● **EXERCISE REQUIREMENTS**:
1. According to the article on Miloš Forman's death, who confirmed the news, and to which outlet?
2. Explain why the article on Miloš Forman's death groups "One Flew Over the Cuckoo's Nest" with "It Happened One Night" and "The Silence of the Lambs."

Start of READING TEXT

Oscar Winning director Miloš Forman Dies At 86

By Armando

United Artists

Legendary film director Milos Forman, known for his work in Academy Award winning films “One Flew Over the Cuckoo’s Nest” and “Amadeus,” has died. The news was confirmed by his manager to NPR. Forman was 86.

Forman won an Oscar for helming “One Flew Over the Cuckoo’s Nest,” considered by many film critics, historians and film buffs as one of the best films ever made. The film won the so-called “Big Five” categories at academy awards in 1976, winning best director, best picture, best actor for Jack Nicholson, best actress for Louise Fletcher, and best adapter screenplay for Lawrence Hauben and Bo Goldman.

The film joins “It Happened One Night” (1934) and “The Silence of the Lambs” (1991) as the only three films to achieve such feat. “Cuckoo’s Nest” was later selected by the United States Library of Congress in 1993 for preservation in the National Film Registry.

End of READING TEXT
Start of ENTRIES

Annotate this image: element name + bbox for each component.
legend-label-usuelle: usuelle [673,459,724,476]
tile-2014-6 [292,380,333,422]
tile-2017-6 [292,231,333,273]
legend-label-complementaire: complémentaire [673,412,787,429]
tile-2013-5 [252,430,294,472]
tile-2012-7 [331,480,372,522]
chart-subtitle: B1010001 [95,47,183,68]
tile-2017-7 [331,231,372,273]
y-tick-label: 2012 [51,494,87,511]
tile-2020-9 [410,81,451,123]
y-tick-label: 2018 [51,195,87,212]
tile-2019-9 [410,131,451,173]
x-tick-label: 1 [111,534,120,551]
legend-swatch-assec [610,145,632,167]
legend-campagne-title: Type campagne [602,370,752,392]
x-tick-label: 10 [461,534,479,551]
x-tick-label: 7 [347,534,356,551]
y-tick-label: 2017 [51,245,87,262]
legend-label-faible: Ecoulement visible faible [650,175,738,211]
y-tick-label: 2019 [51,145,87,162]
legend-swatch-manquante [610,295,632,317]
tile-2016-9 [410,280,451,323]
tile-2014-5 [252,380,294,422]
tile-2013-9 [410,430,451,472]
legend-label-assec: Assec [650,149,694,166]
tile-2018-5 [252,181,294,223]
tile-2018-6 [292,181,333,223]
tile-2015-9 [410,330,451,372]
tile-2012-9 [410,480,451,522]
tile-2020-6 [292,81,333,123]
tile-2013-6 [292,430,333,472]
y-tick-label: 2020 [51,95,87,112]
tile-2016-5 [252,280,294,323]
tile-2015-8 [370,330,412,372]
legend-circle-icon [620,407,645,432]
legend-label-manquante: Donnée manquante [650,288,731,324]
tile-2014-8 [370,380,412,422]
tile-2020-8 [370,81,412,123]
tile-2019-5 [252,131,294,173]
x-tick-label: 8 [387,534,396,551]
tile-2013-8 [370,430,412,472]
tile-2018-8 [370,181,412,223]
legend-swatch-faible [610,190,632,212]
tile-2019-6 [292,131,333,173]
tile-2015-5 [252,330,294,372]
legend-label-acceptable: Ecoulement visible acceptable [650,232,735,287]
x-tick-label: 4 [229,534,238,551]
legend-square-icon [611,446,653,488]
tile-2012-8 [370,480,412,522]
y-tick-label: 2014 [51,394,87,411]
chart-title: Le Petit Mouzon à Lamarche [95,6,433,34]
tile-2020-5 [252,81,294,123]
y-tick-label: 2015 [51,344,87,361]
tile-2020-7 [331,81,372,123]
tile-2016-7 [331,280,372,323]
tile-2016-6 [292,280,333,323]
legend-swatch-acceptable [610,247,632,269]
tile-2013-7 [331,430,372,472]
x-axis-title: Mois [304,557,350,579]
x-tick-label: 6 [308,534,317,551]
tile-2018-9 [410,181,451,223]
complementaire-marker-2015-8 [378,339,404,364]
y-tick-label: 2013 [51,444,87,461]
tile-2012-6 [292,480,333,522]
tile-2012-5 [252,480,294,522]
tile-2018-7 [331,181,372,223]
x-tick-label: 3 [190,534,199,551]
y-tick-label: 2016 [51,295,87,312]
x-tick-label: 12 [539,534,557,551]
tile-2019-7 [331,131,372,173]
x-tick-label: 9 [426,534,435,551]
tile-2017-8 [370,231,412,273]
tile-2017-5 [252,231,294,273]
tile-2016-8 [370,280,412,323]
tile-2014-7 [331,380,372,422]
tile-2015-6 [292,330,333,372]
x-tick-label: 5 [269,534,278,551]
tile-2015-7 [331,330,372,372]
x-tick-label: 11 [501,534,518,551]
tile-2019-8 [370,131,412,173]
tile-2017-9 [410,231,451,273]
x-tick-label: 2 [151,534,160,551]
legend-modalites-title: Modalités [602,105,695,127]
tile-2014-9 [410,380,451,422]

End of ENTRIES

● **COMPLETE ANSWERS**:
1. His manager confirmed it to NPR.

2. "One Flew Over the Cuckoo's Nest" won all of the so-called "Big Five" categories at the 1976 Academy Awards. The article names these three films as the only ones to have achieved that feat.